-- INSTRUCTIONS TO FOLLOW --
Copy, from the entries below, each line in which the string "close" appears.

-- DATA IN THIS EXERCISE --

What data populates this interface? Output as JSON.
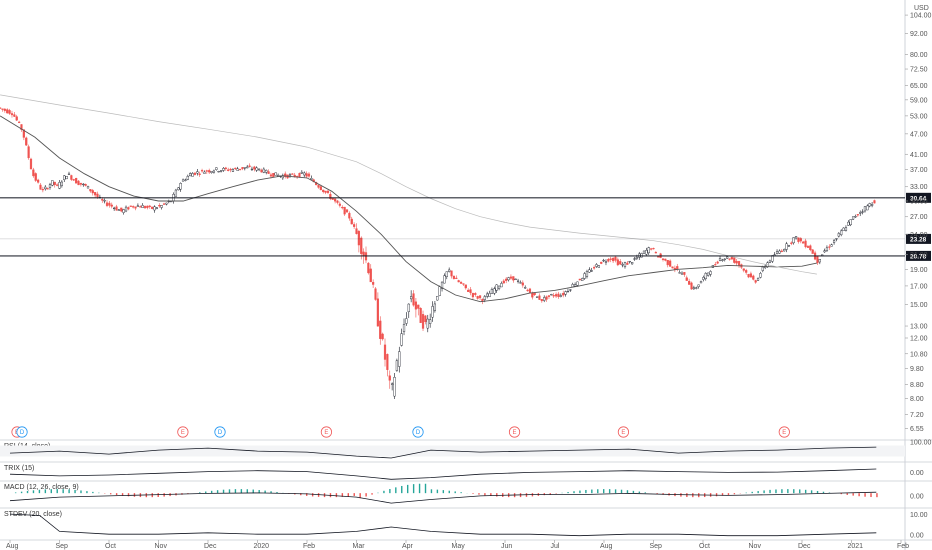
{
  "currency": "USD",
  "chart_data": {
    "type": "candlestick",
    "price_axis": {
      "scale": "log",
      "ticks": [
        "104.00",
        "92.00",
        "80.00",
        "72.50",
        "65.00",
        "59.00",
        "53.00",
        "47.00",
        "41.00",
        "37.00",
        "33.00",
        "30.00",
        "27.00",
        "24.00",
        "21.00",
        "19.00",
        "17.00",
        "15.00",
        "13.00",
        "12.00",
        "10.80",
        "9.80",
        "8.80",
        "8.00",
        "7.20",
        "6.55"
      ],
      "range": [
        6.4,
        112
      ]
    },
    "time_axis": {
      "labels": [
        "Aug",
        "Sep",
        "Oct",
        "Nov",
        "Dec",
        "2020",
        "Feb",
        "Mar",
        "Apr",
        "May",
        "Jun",
        "Jul",
        "Aug",
        "Sep",
        "Oct",
        "Nov",
        "Dec",
        "2021",
        "Feb"
      ],
      "month_index": [
        0,
        1,
        2,
        3,
        4,
        5,
        6,
        7,
        8,
        9,
        10,
        11,
        12,
        13,
        14,
        15,
        16,
        17,
        18
      ]
    },
    "price_path": [
      [
        -0.2,
        56
      ],
      [
        0.1,
        54
      ],
      [
        0.3,
        48
      ],
      [
        0.5,
        36
      ],
      [
        0.7,
        32
      ],
      [
        0.9,
        34
      ],
      [
        1.0,
        33
      ],
      [
        1.2,
        36
      ],
      [
        1.4,
        34
      ],
      [
        1.6,
        33
      ],
      [
        1.9,
        30
      ],
      [
        2.1,
        29
      ],
      [
        2.3,
        28
      ],
      [
        2.5,
        29
      ],
      [
        2.7,
        29
      ],
      [
        2.9,
        28.5
      ],
      [
        3.1,
        29
      ],
      [
        3.3,
        30
      ],
      [
        3.5,
        34
      ],
      [
        3.7,
        36
      ],
      [
        3.9,
        36.5
      ],
      [
        4.2,
        37
      ],
      [
        4.5,
        37
      ],
      [
        4.8,
        37.5
      ],
      [
        5.1,
        37
      ],
      [
        5.3,
        36
      ],
      [
        5.5,
        35.5
      ],
      [
        5.8,
        35.5
      ],
      [
        6.0,
        36
      ],
      [
        6.1,
        35
      ],
      [
        6.3,
        33
      ],
      [
        6.5,
        31
      ],
      [
        6.7,
        29
      ],
      [
        6.9,
        27
      ],
      [
        7.0,
        25
      ],
      [
        7.1,
        23
      ],
      [
        7.2,
        21
      ],
      [
        7.3,
        19
      ],
      [
        7.4,
        16
      ],
      [
        7.5,
        13
      ],
      [
        7.6,
        11
      ],
      [
        7.7,
        9
      ],
      [
        7.75,
        8.2
      ],
      [
        7.85,
        10
      ],
      [
        8.0,
        13
      ],
      [
        8.15,
        16
      ],
      [
        8.3,
        14
      ],
      [
        8.45,
        13
      ],
      [
        8.6,
        15
      ],
      [
        8.75,
        17
      ],
      [
        8.9,
        19
      ],
      [
        9.0,
        18
      ],
      [
        9.2,
        17
      ],
      [
        9.4,
        16
      ],
      [
        9.6,
        15.5
      ],
      [
        9.8,
        16.5
      ],
      [
        10.0,
        17.5
      ],
      [
        10.2,
        18
      ],
      [
        10.4,
        17
      ],
      [
        10.6,
        16
      ],
      [
        10.8,
        15.5
      ],
      [
        11.0,
        16
      ],
      [
        11.2,
        16
      ],
      [
        11.4,
        17
      ],
      [
        11.6,
        18
      ],
      [
        11.8,
        19
      ],
      [
        12.0,
        20
      ],
      [
        12.2,
        20.5
      ],
      [
        12.4,
        19.5
      ],
      [
        12.6,
        20
      ],
      [
        12.8,
        21
      ],
      [
        13.0,
        22
      ],
      [
        13.1,
        21
      ],
      [
        13.3,
        20
      ],
      [
        13.5,
        19
      ],
      [
        13.7,
        18
      ],
      [
        13.85,
        16.5
      ],
      [
        14.0,
        17.5
      ],
      [
        14.2,
        19
      ],
      [
        14.4,
        20.5
      ],
      [
        14.6,
        20.5
      ],
      [
        14.8,
        19.5
      ],
      [
        15.0,
        18
      ],
      [
        15.1,
        17.5
      ],
      [
        15.3,
        19.5
      ],
      [
        15.5,
        21
      ],
      [
        15.7,
        22
      ],
      [
        15.9,
        23.5
      ],
      [
        16.0,
        23
      ],
      [
        16.2,
        22
      ],
      [
        16.35,
        20
      ],
      [
        16.5,
        21.5
      ],
      [
        16.7,
        23
      ],
      [
        16.9,
        25
      ],
      [
        17.1,
        27
      ],
      [
        17.3,
        28.5
      ],
      [
        17.5,
        30
      ]
    ],
    "moving_averages": [
      {
        "points": [
          [
            -0.2,
            53
          ],
          [
            0.5,
            46
          ],
          [
            1.0,
            40
          ],
          [
            1.5,
            36
          ],
          [
            2.0,
            33
          ],
          [
            2.5,
            31
          ],
          [
            3.0,
            30
          ],
          [
            3.5,
            30
          ],
          [
            4.0,
            31.5
          ],
          [
            4.5,
            33
          ],
          [
            5.0,
            34.5
          ],
          [
            5.5,
            35.5
          ],
          [
            6.0,
            35
          ],
          [
            6.5,
            32
          ],
          [
            7.0,
            28
          ],
          [
            7.5,
            24
          ],
          [
            8.0,
            20
          ],
          [
            8.5,
            17.5
          ],
          [
            9.0,
            16
          ],
          [
            9.5,
            15.3
          ],
          [
            10.0,
            15.6
          ],
          [
            10.5,
            16.2
          ],
          [
            11.0,
            16.5
          ],
          [
            11.5,
            17
          ],
          [
            12.0,
            17.6
          ],
          [
            12.5,
            18.2
          ],
          [
            13.0,
            18.6
          ],
          [
            13.5,
            19
          ],
          [
            14.0,
            19.2
          ],
          [
            14.5,
            19.5
          ],
          [
            15.0,
            19.4
          ],
          [
            15.5,
            19.3
          ],
          [
            16.0,
            19.4
          ],
          [
            16.3,
            19.8
          ]
        ]
      },
      {
        "points": [
          [
            -0.2,
            61
          ],
          [
            1.0,
            57
          ],
          [
            2.0,
            54
          ],
          [
            3.0,
            51
          ],
          [
            4.0,
            48.5
          ],
          [
            5.0,
            46
          ],
          [
            6.0,
            43
          ],
          [
            7.0,
            39
          ],
          [
            7.5,
            36
          ],
          [
            8.0,
            33
          ],
          [
            8.5,
            30.5
          ],
          [
            9.0,
            28.5
          ],
          [
            9.5,
            27
          ],
          [
            10.0,
            26
          ],
          [
            10.5,
            25.2
          ],
          [
            11.0,
            24.7
          ],
          [
            11.5,
            24.2
          ],
          [
            12.0,
            23.8
          ],
          [
            12.5,
            23.4
          ],
          [
            13.0,
            23
          ],
          [
            13.5,
            22.4
          ],
          [
            14.0,
            21.7
          ],
          [
            14.5,
            20.8
          ],
          [
            15.0,
            20
          ],
          [
            15.5,
            19.3
          ],
          [
            16.0,
            18.7
          ],
          [
            16.3,
            18.4
          ]
        ]
      }
    ],
    "horizontal_levels": [
      {
        "value": 30.64,
        "label": "30.64",
        "color": "#131722"
      },
      {
        "value": 23.28,
        "label": "23.28",
        "color": "#131722"
      },
      {
        "value": 20.78,
        "label": "20.78",
        "color": "#131722"
      }
    ],
    "event_badges": [
      {
        "month_index": -0.1,
        "letter": "E",
        "color": "#f05a5a"
      },
      {
        "month_index": 0.0,
        "letter": "D",
        "color": "#2196f3"
      },
      {
        "month_index": 3.25,
        "letter": "E",
        "color": "#f05a5a"
      },
      {
        "month_index": 4.0,
        "letter": "D",
        "color": "#2196f3"
      },
      {
        "month_index": 6.15,
        "letter": "E",
        "color": "#f05a5a"
      },
      {
        "month_index": 8.0,
        "letter": "D",
        "color": "#2196f3"
      },
      {
        "month_index": 9.95,
        "letter": "E",
        "color": "#f05a5a"
      },
      {
        "month_index": 12.15,
        "letter": "E",
        "color": "#f05a5a"
      },
      {
        "month_index": 15.4,
        "letter": "E",
        "color": "#f05a5a"
      },
      {
        "month_index": 18.8,
        "letter": "E",
        "color": "#f05a5a"
      }
    ],
    "indicators": [
      {
        "label": "RSI (14, close)",
        "ticks": [
          "100.00"
        ],
        "type": "rsi",
        "series": [
          [
            0.0,
            0.45
          ],
          [
            1.0,
            0.55
          ],
          [
            2.0,
            0.4
          ],
          [
            3.0,
            0.6
          ],
          [
            4.0,
            0.7
          ],
          [
            5.0,
            0.55
          ],
          [
            6.0,
            0.5
          ],
          [
            7.0,
            0.3
          ],
          [
            7.7,
            0.2
          ],
          [
            8.5,
            0.6
          ],
          [
            9.5,
            0.5
          ],
          [
            10.5,
            0.55
          ],
          [
            11.5,
            0.6
          ],
          [
            12.5,
            0.65
          ],
          [
            13.5,
            0.45
          ],
          [
            14.5,
            0.55
          ],
          [
            15.5,
            0.6
          ],
          [
            16.5,
            0.7
          ],
          [
            17.5,
            0.75
          ]
        ]
      },
      {
        "label": "TRIX (15)",
        "ticks": [
          "0.00"
        ],
        "type": "line",
        "series": [
          [
            0.0,
            0.4
          ],
          [
            1.0,
            0.3
          ],
          [
            2.0,
            0.35
          ],
          [
            3.0,
            0.45
          ],
          [
            4.0,
            0.55
          ],
          [
            5.0,
            0.6
          ],
          [
            6.0,
            0.55
          ],
          [
            7.0,
            0.3
          ],
          [
            7.7,
            0.1
          ],
          [
            8.5,
            0.2
          ],
          [
            9.5,
            0.4
          ],
          [
            10.5,
            0.5
          ],
          [
            11.5,
            0.55
          ],
          [
            12.5,
            0.6
          ],
          [
            13.5,
            0.55
          ],
          [
            14.5,
            0.5
          ],
          [
            15.5,
            0.52
          ],
          [
            16.5,
            0.6
          ],
          [
            17.5,
            0.7
          ]
        ]
      },
      {
        "label": "MACD (12, 26, close, 9)",
        "ticks": [
          "0.00"
        ],
        "type": "macd",
        "series": [
          [
            0.0,
            0.3
          ],
          [
            1.0,
            0.45
          ],
          [
            2.0,
            0.5
          ],
          [
            3.0,
            0.55
          ],
          [
            4.0,
            0.6
          ],
          [
            5.0,
            0.62
          ],
          [
            6.0,
            0.58
          ],
          [
            7.0,
            0.45
          ],
          [
            7.7,
            0.2
          ],
          [
            8.5,
            0.35
          ],
          [
            9.5,
            0.5
          ],
          [
            10.5,
            0.55
          ],
          [
            11.5,
            0.55
          ],
          [
            12.5,
            0.6
          ],
          [
            13.5,
            0.55
          ],
          [
            14.5,
            0.52
          ],
          [
            15.5,
            0.55
          ],
          [
            16.5,
            0.6
          ],
          [
            17.5,
            0.65
          ]
        ]
      },
      {
        "label": "STDEV (20, close)",
        "ticks": [
          "10.00",
          "0.00"
        ],
        "type": "line",
        "series": [
          [
            0.0,
            0.9
          ],
          [
            0.6,
            0.85
          ],
          [
            1.0,
            0.3
          ],
          [
            2.0,
            0.2
          ],
          [
            3.0,
            0.2
          ],
          [
            4.0,
            0.25
          ],
          [
            5.0,
            0.2
          ],
          [
            6.0,
            0.2
          ],
          [
            7.0,
            0.3
          ],
          [
            7.7,
            0.45
          ],
          [
            8.5,
            0.3
          ],
          [
            9.5,
            0.2
          ],
          [
            10.5,
            0.2
          ],
          [
            11.5,
            0.15
          ],
          [
            12.5,
            0.2
          ],
          [
            13.5,
            0.2
          ],
          [
            14.5,
            0.15
          ],
          [
            15.5,
            0.15
          ],
          [
            16.5,
            0.2
          ],
          [
            17.5,
            0.25
          ]
        ]
      }
    ]
  }
}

-- SOLUTION TO THE EXERCISE --
        "label": "RSI (14, close)",
        "label": "MACD (12, 26, close, 9)",
        "label": "STDEV (20, close)",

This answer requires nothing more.